— Start MATERIAL FOR THIS TASK —

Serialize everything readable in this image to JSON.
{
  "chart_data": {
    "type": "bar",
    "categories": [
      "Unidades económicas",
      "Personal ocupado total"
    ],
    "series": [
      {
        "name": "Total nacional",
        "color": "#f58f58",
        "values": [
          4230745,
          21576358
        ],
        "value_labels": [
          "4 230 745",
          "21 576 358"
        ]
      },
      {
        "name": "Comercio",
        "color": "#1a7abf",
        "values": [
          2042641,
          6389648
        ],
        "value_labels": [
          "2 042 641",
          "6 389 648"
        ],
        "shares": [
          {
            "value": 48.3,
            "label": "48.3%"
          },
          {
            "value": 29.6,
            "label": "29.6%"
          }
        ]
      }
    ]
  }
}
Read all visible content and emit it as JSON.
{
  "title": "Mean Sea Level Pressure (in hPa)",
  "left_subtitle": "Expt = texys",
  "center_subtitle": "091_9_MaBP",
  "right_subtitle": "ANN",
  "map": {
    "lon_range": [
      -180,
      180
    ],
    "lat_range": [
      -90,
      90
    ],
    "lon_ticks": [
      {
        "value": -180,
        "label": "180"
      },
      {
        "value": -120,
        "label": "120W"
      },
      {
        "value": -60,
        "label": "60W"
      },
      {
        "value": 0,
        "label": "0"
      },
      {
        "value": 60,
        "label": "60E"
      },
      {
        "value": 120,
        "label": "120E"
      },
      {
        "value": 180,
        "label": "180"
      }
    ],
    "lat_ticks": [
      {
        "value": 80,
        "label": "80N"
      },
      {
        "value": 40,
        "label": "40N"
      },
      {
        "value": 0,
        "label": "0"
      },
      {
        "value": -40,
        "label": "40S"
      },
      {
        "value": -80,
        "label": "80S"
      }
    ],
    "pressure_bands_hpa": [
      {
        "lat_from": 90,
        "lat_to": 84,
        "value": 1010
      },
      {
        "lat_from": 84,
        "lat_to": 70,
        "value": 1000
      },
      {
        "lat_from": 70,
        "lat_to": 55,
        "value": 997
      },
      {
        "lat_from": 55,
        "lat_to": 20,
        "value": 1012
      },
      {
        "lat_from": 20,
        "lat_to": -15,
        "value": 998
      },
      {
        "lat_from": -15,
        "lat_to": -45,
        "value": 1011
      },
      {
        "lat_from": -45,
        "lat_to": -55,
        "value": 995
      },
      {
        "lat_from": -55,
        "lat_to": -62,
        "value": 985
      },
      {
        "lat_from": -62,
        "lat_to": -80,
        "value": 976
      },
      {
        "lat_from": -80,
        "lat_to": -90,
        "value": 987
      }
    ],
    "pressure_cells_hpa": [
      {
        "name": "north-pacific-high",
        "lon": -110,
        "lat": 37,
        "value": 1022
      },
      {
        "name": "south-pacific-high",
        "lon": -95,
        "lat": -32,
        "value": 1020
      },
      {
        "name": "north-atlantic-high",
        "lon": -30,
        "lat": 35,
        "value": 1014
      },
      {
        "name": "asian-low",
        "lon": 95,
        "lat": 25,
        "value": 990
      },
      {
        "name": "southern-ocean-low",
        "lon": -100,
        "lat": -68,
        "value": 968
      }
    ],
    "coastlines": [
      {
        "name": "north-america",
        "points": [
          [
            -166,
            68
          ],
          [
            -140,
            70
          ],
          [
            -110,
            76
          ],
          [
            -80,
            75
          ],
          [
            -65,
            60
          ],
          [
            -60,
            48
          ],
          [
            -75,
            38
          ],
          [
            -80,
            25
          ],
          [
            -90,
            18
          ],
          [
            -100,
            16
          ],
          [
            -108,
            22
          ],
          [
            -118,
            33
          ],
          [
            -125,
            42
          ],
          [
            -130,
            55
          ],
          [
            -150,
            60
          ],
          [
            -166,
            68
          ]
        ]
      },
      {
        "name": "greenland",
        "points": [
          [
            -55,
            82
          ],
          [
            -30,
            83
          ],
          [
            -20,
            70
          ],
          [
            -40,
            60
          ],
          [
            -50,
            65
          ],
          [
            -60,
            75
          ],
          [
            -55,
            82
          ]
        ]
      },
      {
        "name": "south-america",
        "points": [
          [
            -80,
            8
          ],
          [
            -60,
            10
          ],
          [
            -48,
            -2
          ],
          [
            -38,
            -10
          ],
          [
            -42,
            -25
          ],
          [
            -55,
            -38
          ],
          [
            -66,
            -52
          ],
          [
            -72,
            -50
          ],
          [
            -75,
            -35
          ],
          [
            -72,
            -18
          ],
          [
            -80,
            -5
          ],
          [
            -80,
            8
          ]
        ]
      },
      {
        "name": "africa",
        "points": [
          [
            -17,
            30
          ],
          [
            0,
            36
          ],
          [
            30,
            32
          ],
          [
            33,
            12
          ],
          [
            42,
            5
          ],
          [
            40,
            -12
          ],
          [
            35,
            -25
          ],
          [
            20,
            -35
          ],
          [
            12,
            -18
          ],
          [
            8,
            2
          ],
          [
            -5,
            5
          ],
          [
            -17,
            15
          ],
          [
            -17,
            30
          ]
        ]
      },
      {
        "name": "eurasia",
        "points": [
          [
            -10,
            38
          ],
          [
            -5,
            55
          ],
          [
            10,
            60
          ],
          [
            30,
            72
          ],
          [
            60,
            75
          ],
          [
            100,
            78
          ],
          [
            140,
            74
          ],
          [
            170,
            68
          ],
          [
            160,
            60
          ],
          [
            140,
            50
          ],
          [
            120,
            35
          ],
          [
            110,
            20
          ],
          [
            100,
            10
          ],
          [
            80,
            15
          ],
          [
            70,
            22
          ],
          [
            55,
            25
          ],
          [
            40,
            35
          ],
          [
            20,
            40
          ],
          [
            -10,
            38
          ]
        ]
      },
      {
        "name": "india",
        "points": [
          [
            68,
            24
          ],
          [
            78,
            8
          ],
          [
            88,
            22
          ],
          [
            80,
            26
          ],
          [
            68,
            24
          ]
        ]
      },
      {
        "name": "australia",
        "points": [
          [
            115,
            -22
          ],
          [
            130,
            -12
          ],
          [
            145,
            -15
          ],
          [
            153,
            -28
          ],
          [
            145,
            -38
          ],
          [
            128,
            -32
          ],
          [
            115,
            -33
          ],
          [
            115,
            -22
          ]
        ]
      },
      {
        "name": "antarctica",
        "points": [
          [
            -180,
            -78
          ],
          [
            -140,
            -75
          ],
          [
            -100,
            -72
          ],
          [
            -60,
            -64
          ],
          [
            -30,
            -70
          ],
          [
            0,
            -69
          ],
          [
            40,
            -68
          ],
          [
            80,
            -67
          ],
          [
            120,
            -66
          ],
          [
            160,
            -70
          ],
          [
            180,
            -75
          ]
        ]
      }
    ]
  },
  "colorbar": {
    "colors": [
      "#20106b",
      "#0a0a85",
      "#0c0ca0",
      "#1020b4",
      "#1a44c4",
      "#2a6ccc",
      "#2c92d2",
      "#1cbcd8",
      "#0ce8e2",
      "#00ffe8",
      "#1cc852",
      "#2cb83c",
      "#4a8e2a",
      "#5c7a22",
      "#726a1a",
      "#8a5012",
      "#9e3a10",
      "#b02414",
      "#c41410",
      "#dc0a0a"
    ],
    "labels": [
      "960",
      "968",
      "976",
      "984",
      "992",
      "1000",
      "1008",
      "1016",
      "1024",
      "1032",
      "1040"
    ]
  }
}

— End MATERIAL FOR THIS TASK —

_EXERCISE BRIEF_
All lines in the data that contain the word "high" should be copied.

_EXPECTED ANSWER_
        "name": "north-pacific-high",
        "name": "south-pacific-high",
        "name": "north-atlantic-high",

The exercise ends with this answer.